→ EXERCISE DETAILS: Any picture among the records should be left out, please; retype the rest exactly.

→ DATA LINES:
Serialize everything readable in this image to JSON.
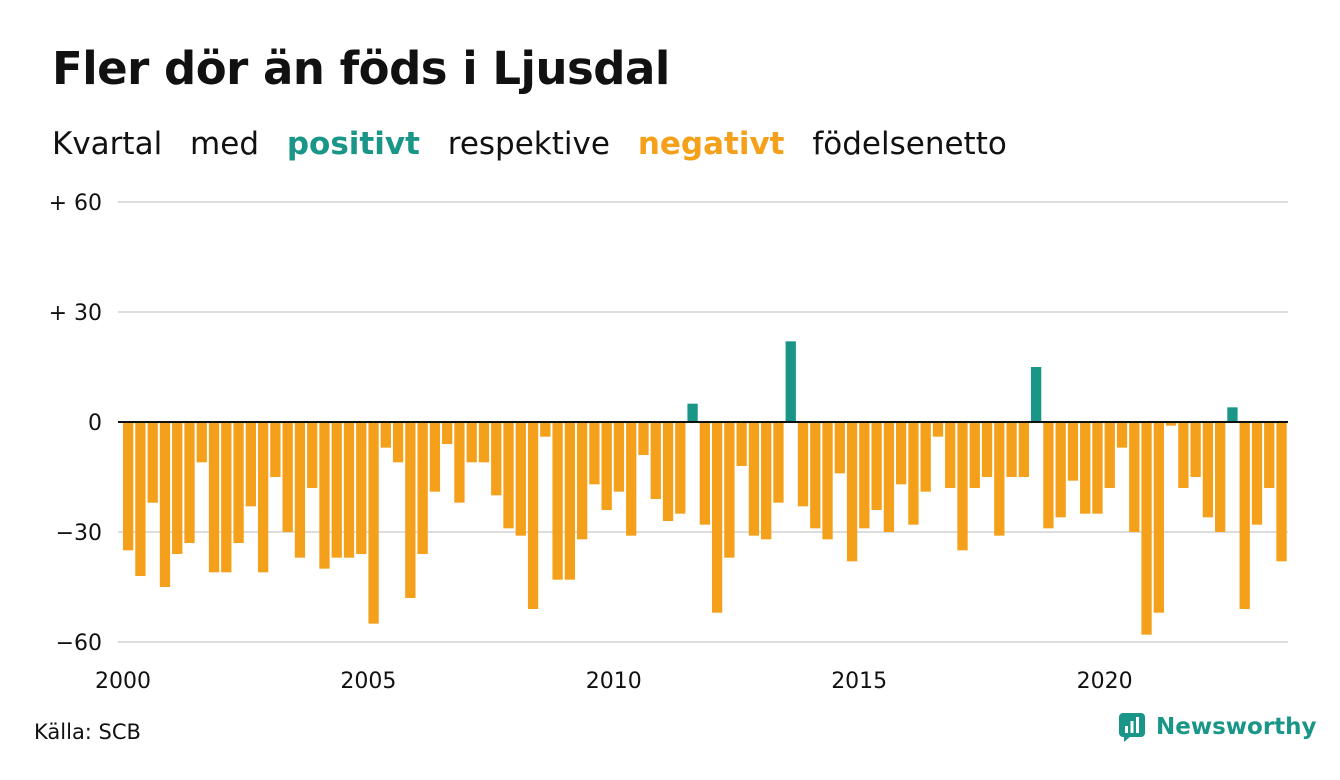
{
  "title": "Fler dör än föds i Ljusdal",
  "subtitle": {
    "part1": "Kvartal",
    "part2": "med",
    "positive_word": "positivt",
    "part3": "respektive",
    "negative_word": "negativt",
    "part4": "födelsenetto"
  },
  "colors": {
    "positive": "#1a9688",
    "negative": "#f5a01a",
    "brand": "#1a9688",
    "grid": "#dddddd",
    "zero_line": "#111111"
  },
  "source": "Källa: SCB",
  "brand": {
    "name": "Newsworthy",
    "icon": "newsworthy-logo-icon"
  },
  "chart_data": {
    "type": "bar",
    "x_start": "2000 Q1",
    "ylim": [
      -60,
      60
    ],
    "yticks": [
      {
        "value": 60,
        "label": "+ 60"
      },
      {
        "value": 30,
        "label": "+ 30"
      },
      {
        "value": 0,
        "label": "0"
      },
      {
        "value": -30,
        "label": "−30"
      },
      {
        "value": -60,
        "label": "−60"
      }
    ],
    "xticks": [
      "2000",
      "2005",
      "2010",
      "2015",
      "2020"
    ],
    "values": [
      -35,
      -42,
      -22,
      -45,
      -36,
      -33,
      -11,
      -41,
      -41,
      -33,
      -23,
      -41,
      -15,
      -30,
      -37,
      -18,
      -40,
      -37,
      -37,
      -36,
      -55,
      -7,
      -11,
      -48,
      -36,
      -19,
      -6,
      -22,
      -11,
      -11,
      -20,
      -29,
      -31,
      -51,
      -4,
      -43,
      -43,
      -32,
      -17,
      -24,
      -19,
      -31,
      -9,
      -21,
      -27,
      -25,
      5,
      -28,
      -52,
      -37,
      -12,
      -31,
      -32,
      -22,
      22,
      -23,
      -29,
      -32,
      -14,
      -38,
      -29,
      -24,
      -30,
      -17,
      -28,
      -19,
      -4,
      -18,
      -35,
      -18,
      -15,
      -31,
      -15,
      -15,
      15,
      -29,
      -26,
      -16,
      -25,
      -25,
      -18,
      -7,
      -30,
      -58,
      -52,
      -1,
      -18,
      -15,
      -26,
      -30,
      4,
      -51,
      -28,
      -18,
      -38
    ]
  }
}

→ EXERCISE ANSWER:
Serialize everything readable in this image to JSON.
{
  "title": "Fler dör än föds i Ljusdal",
  "subtitle": {
    "part1": "Kvartal",
    "part2": "med",
    "positive_word": "positivt",
    "part3": "respektive",
    "negative_word": "negativt",
    "part4": "födelsenetto"
  },
  "colors": {
    "positive": "#1a9688",
    "negative": "#f5a01a",
    "brand": "#1a9688",
    "grid": "#dddddd",
    "zero_line": "#111111"
  },
  "source": "Källa: SCB",
  "brand": {
    "name": "Newsworthy",
    "icon": "newsworthy-logo-icon"
  },
  "chart_data": {
    "type": "bar",
    "x_start": "2000 Q1",
    "ylim": [
      -60,
      60
    ],
    "yticks": [
      {
        "value": 60,
        "label": "+ 60"
      },
      {
        "value": 30,
        "label": "+ 30"
      },
      {
        "value": 0,
        "label": "0"
      },
      {
        "value": -30,
        "label": "−30"
      },
      {
        "value": -60,
        "label": "−60"
      }
    ],
    "xticks": [
      "2000",
      "2005",
      "2010",
      "2015",
      "2020"
    ],
    "values": [
      -35,
      -42,
      -22,
      -45,
      -36,
      -33,
      -11,
      -41,
      -41,
      -33,
      -23,
      -41,
      -15,
      -30,
      -37,
      -18,
      -40,
      -37,
      -37,
      -36,
      -55,
      -7,
      -11,
      -48,
      -36,
      -19,
      -6,
      -22,
      -11,
      -11,
      -20,
      -29,
      -31,
      -51,
      -4,
      -43,
      -43,
      -32,
      -17,
      -24,
      -19,
      -31,
      -9,
      -21,
      -27,
      -25,
      5,
      -28,
      -52,
      -37,
      -12,
      -31,
      -32,
      -22,
      22,
      -23,
      -29,
      -32,
      -14,
      -38,
      -29,
      -24,
      -30,
      -17,
      -28,
      -19,
      -4,
      -18,
      -35,
      -18,
      -15,
      -31,
      -15,
      -15,
      15,
      -29,
      -26,
      -16,
      -25,
      -25,
      -18,
      -7,
      -30,
      -58,
      -52,
      -1,
      -18,
      -15,
      -26,
      -30,
      4,
      -51,
      -28,
      -18,
      -38
    ]
  }
}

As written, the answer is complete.